■ **Your objective**
Beneath this sentence is a set of records; write each of them out exactly.

[START OF Dataset content]

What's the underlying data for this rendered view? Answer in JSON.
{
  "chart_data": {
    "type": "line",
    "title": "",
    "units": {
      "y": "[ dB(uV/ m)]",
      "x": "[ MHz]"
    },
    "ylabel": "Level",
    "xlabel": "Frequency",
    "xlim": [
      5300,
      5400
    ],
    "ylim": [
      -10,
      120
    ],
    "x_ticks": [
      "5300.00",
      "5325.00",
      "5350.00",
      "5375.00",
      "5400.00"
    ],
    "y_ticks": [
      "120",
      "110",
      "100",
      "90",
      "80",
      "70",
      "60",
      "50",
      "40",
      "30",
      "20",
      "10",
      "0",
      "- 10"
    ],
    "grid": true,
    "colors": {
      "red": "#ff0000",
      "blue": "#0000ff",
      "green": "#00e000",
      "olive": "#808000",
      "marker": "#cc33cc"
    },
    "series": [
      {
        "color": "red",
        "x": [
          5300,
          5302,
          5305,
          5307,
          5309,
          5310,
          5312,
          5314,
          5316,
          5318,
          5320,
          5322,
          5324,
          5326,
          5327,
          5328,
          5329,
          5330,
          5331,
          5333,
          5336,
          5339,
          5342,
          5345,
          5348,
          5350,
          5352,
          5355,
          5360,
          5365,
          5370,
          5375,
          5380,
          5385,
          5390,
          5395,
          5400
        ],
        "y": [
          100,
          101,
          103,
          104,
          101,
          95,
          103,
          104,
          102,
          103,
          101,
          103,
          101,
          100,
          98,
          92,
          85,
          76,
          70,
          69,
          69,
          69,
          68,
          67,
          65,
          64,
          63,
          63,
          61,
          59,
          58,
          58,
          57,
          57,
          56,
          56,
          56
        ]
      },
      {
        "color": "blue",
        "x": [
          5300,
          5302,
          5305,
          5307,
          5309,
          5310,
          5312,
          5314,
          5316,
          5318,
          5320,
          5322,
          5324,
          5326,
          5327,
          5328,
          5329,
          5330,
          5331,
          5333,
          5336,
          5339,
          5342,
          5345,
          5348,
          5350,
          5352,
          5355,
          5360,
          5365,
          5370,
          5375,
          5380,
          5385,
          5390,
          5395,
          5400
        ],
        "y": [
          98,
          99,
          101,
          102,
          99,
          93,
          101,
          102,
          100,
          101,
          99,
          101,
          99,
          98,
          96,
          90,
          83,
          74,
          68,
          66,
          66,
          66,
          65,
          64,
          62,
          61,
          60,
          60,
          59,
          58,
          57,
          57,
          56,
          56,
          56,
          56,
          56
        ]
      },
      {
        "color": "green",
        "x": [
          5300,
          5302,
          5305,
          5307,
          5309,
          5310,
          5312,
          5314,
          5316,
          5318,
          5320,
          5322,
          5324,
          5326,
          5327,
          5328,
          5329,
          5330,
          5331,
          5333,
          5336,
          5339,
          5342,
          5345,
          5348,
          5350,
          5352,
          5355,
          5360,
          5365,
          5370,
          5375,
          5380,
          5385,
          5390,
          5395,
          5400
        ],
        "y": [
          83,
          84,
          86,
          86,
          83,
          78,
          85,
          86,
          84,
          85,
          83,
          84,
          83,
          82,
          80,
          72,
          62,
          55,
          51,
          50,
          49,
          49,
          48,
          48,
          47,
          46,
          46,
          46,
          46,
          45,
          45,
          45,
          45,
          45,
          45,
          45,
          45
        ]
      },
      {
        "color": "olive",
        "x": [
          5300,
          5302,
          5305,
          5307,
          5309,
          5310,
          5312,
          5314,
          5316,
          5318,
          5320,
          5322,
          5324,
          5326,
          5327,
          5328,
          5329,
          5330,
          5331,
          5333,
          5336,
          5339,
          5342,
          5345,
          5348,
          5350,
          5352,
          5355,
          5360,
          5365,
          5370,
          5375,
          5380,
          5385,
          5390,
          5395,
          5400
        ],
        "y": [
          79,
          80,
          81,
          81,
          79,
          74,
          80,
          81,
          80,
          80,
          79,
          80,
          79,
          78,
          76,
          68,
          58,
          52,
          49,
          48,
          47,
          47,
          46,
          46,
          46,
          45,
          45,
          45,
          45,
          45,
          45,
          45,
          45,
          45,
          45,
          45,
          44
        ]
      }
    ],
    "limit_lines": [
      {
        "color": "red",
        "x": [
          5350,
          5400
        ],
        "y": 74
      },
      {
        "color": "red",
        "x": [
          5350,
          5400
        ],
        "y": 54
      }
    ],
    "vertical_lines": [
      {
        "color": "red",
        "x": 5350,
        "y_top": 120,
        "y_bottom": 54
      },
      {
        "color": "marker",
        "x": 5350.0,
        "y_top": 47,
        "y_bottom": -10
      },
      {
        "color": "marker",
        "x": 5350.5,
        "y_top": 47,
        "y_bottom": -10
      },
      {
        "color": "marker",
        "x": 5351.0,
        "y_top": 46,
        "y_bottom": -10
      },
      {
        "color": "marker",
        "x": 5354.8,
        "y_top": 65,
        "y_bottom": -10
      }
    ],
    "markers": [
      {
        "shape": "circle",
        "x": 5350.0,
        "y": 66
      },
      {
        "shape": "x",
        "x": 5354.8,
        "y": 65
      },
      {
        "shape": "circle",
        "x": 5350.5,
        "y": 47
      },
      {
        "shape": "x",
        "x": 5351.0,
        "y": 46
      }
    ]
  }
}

[END OF Dataset content]

■ **Worked answer**
What's the underlying data for this rendered view? Answer in JSON.
{
  "chart_data": {
    "type": "line",
    "title": "",
    "units": {
      "y": "[ dB(uV/ m)]",
      "x": "[ MHz]"
    },
    "ylabel": "Level",
    "xlabel": "Frequency",
    "xlim": [
      5300,
      5400
    ],
    "ylim": [
      -10,
      120
    ],
    "x_ticks": [
      "5300.00",
      "5325.00",
      "5350.00",
      "5375.00",
      "5400.00"
    ],
    "y_ticks": [
      "120",
      "110",
      "100",
      "90",
      "80",
      "70",
      "60",
      "50",
      "40",
      "30",
      "20",
      "10",
      "0",
      "- 10"
    ],
    "grid": true,
    "colors": {
      "red": "#ff0000",
      "blue": "#0000ff",
      "green": "#00e000",
      "olive": "#808000",
      "marker": "#cc33cc"
    },
    "series": [
      {
        "color": "red",
        "x": [
          5300,
          5302,
          5305,
          5307,
          5309,
          5310,
          5312,
          5314,
          5316,
          5318,
          5320,
          5322,
          5324,
          5326,
          5327,
          5328,
          5329,
          5330,
          5331,
          5333,
          5336,
          5339,
          5342,
          5345,
          5348,
          5350,
          5352,
          5355,
          5360,
          5365,
          5370,
          5375,
          5380,
          5385,
          5390,
          5395,
          5400
        ],
        "y": [
          100,
          101,
          103,
          104,
          101,
          95,
          103,
          104,
          102,
          103,
          101,
          103,
          101,
          100,
          98,
          92,
          85,
          76,
          70,
          69,
          69,
          69,
          68,
          67,
          65,
          64,
          63,
          63,
          61,
          59,
          58,
          58,
          57,
          57,
          56,
          56,
          56
        ]
      },
      {
        "color": "blue",
        "x": [
          5300,
          5302,
          5305,
          5307,
          5309,
          5310,
          5312,
          5314,
          5316,
          5318,
          5320,
          5322,
          5324,
          5326,
          5327,
          5328,
          5329,
          5330,
          5331,
          5333,
          5336,
          5339,
          5342,
          5345,
          5348,
          5350,
          5352,
          5355,
          5360,
          5365,
          5370,
          5375,
          5380,
          5385,
          5390,
          5395,
          5400
        ],
        "y": [
          98,
          99,
          101,
          102,
          99,
          93,
          101,
          102,
          100,
          101,
          99,
          101,
          99,
          98,
          96,
          90,
          83,
          74,
          68,
          66,
          66,
          66,
          65,
          64,
          62,
          61,
          60,
          60,
          59,
          58,
          57,
          57,
          56,
          56,
          56,
          56,
          56
        ]
      },
      {
        "color": "green",
        "x": [
          5300,
          5302,
          5305,
          5307,
          5309,
          5310,
          5312,
          5314,
          5316,
          5318,
          5320,
          5322,
          5324,
          5326,
          5327,
          5328,
          5329,
          5330,
          5331,
          5333,
          5336,
          5339,
          5342,
          5345,
          5348,
          5350,
          5352,
          5355,
          5360,
          5365,
          5370,
          5375,
          5380,
          5385,
          5390,
          5395,
          5400
        ],
        "y": [
          83,
          84,
          86,
          86,
          83,
          78,
          85,
          86,
          84,
          85,
          83,
          84,
          83,
          82,
          80,
          72,
          62,
          55,
          51,
          50,
          49,
          49,
          48,
          48,
          47,
          46,
          46,
          46,
          46,
          45,
          45,
          45,
          45,
          45,
          45,
          45,
          45
        ]
      },
      {
        "color": "olive",
        "x": [
          5300,
          5302,
          5305,
          5307,
          5309,
          5310,
          5312,
          5314,
          5316,
          5318,
          5320,
          5322,
          5324,
          5326,
          5327,
          5328,
          5329,
          5330,
          5331,
          5333,
          5336,
          5339,
          5342,
          5345,
          5348,
          5350,
          5352,
          5355,
          5360,
          5365,
          5370,
          5375,
          5380,
          5385,
          5390,
          5395,
          5400
        ],
        "y": [
          79,
          80,
          81,
          81,
          79,
          74,
          80,
          81,
          80,
          80,
          79,
          80,
          79,
          78,
          76,
          68,
          58,
          52,
          49,
          48,
          47,
          47,
          46,
          46,
          46,
          45,
          45,
          45,
          45,
          45,
          45,
          45,
          45,
          45,
          45,
          45,
          44
        ]
      }
    ],
    "limit_lines": [
      {
        "color": "red",
        "x": [
          5350,
          5400
        ],
        "y": 74
      },
      {
        "color": "red",
        "x": [
          5350,
          5400
        ],
        "y": 54
      }
    ],
    "vertical_lines": [
      {
        "color": "red",
        "x": 5350,
        "y_top": 120,
        "y_bottom": 54
      },
      {
        "color": "marker",
        "x": 5350.0,
        "y_top": 47,
        "y_bottom": -10
      },
      {
        "color": "marker",
        "x": 5350.5,
        "y_top": 47,
        "y_bottom": -10
      },
      {
        "color": "marker",
        "x": 5351.0,
        "y_top": 46,
        "y_bottom": -10
      },
      {
        "color": "marker",
        "x": 5354.8,
        "y_top": 65,
        "y_bottom": -10
      }
    ],
    "markers": [
      {
        "shape": "circle",
        "x": 5350.0,
        "y": 66
      },
      {
        "shape": "x",
        "x": 5354.8,
        "y": 65
      },
      {
        "shape": "circle",
        "x": 5350.5,
        "y": 47
      },
      {
        "shape": "x",
        "x": 5351.0,
        "y": 46
      }
    ]
  }
}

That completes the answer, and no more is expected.